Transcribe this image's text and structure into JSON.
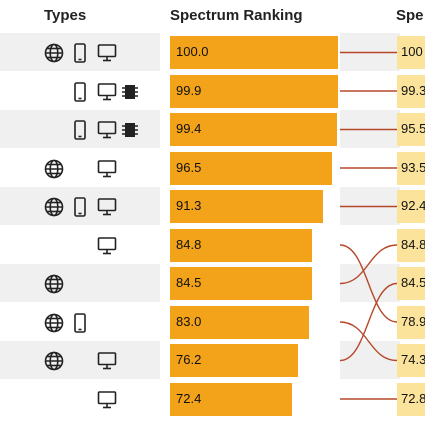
{
  "header": {
    "types": "Types",
    "ranking": "Spectrum Ranking",
    "right_partial": "Spe"
  },
  "colors": {
    "bar": "#f2a31a",
    "right_box": "#fbe39c",
    "link": "#b5482a"
  },
  "bar_max": 100,
  "rows": [
    {
      "value": "100.0",
      "num": 100.0,
      "right": "100",
      "icons": [
        "globe-icon",
        "phone-icon",
        "desktop-icon"
      ]
    },
    {
      "value": "99.9",
      "num": 99.9,
      "right": "99.3",
      "icons": [
        "phone-icon",
        "desktop-icon",
        "chip-icon"
      ]
    },
    {
      "value": "99.4",
      "num": 99.4,
      "right": "95.5",
      "icons": [
        "phone-icon",
        "desktop-icon",
        "chip-icon"
      ]
    },
    {
      "value": "96.5",
      "num": 96.5,
      "right": "93.5",
      "icons": [
        "globe-icon",
        "desktop-icon"
      ]
    },
    {
      "value": "91.3",
      "num": 91.3,
      "right": "92.4",
      "icons": [
        "globe-icon",
        "phone-icon",
        "desktop-icon"
      ]
    },
    {
      "value": "84.8",
      "num": 84.8,
      "right": "84.8",
      "icons": [
        "desktop-icon"
      ]
    },
    {
      "value": "84.5",
      "num": 84.5,
      "right": "84.5",
      "icons": [
        "globe-icon"
      ]
    },
    {
      "value": "83.0",
      "num": 83.0,
      "right": "78.9",
      "icons": [
        "globe-icon",
        "phone-icon"
      ]
    },
    {
      "value": "76.2",
      "num": 76.2,
      "right": "74.3",
      "icons": [
        "globe-icon",
        "desktop-icon"
      ]
    },
    {
      "value": "72.4",
      "num": 72.4,
      "right": "72.8",
      "icons": [
        "desktop-icon"
      ]
    }
  ],
  "links": [
    [
      0,
      0
    ],
    [
      1,
      1
    ],
    [
      2,
      2
    ],
    [
      3,
      3
    ],
    [
      4,
      4
    ],
    [
      5,
      7
    ],
    [
      6,
      5
    ],
    [
      7,
      8
    ],
    [
      8,
      6
    ],
    [
      9,
      9
    ]
  ]
}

━━━━━━━━

Do this :: The records above should be reproduced exactly, with no pictures included.

Result for this task ::
Transcribe this image's text and structure into JSON.
{
  "header": {
    "types": "Types",
    "ranking": "Spectrum Ranking",
    "right_partial": "Spe"
  },
  "colors": {
    "bar": "#f2a31a",
    "right_box": "#fbe39c",
    "link": "#b5482a"
  },
  "bar_max": 100,
  "rows": [
    {
      "value": "100.0",
      "num": 100.0,
      "right": "100",
      "icons": [
        "globe-icon",
        "phone-icon",
        "desktop-icon"
      ]
    },
    {
      "value": "99.9",
      "num": 99.9,
      "right": "99.3",
      "icons": [
        "phone-icon",
        "desktop-icon",
        "chip-icon"
      ]
    },
    {
      "value": "99.4",
      "num": 99.4,
      "right": "95.5",
      "icons": [
        "phone-icon",
        "desktop-icon",
        "chip-icon"
      ]
    },
    {
      "value": "96.5",
      "num": 96.5,
      "right": "93.5",
      "icons": [
        "globe-icon",
        "desktop-icon"
      ]
    },
    {
      "value": "91.3",
      "num": 91.3,
      "right": "92.4",
      "icons": [
        "globe-icon",
        "phone-icon",
        "desktop-icon"
      ]
    },
    {
      "value": "84.8",
      "num": 84.8,
      "right": "84.8",
      "icons": [
        "desktop-icon"
      ]
    },
    {
      "value": "84.5",
      "num": 84.5,
      "right": "84.5",
      "icons": [
        "globe-icon"
      ]
    },
    {
      "value": "83.0",
      "num": 83.0,
      "right": "78.9",
      "icons": [
        "globe-icon",
        "phone-icon"
      ]
    },
    {
      "value": "76.2",
      "num": 76.2,
      "right": "74.3",
      "icons": [
        "globe-icon",
        "desktop-icon"
      ]
    },
    {
      "value": "72.4",
      "num": 72.4,
      "right": "72.8",
      "icons": [
        "desktop-icon"
      ]
    }
  ],
  "links": [
    [
      0,
      0
    ],
    [
      1,
      1
    ],
    [
      2,
      2
    ],
    [
      3,
      3
    ],
    [
      4,
      4
    ],
    [
      5,
      7
    ],
    [
      6,
      5
    ],
    [
      7,
      8
    ],
    [
      8,
      6
    ],
    [
      9,
      9
    ]
  ]
}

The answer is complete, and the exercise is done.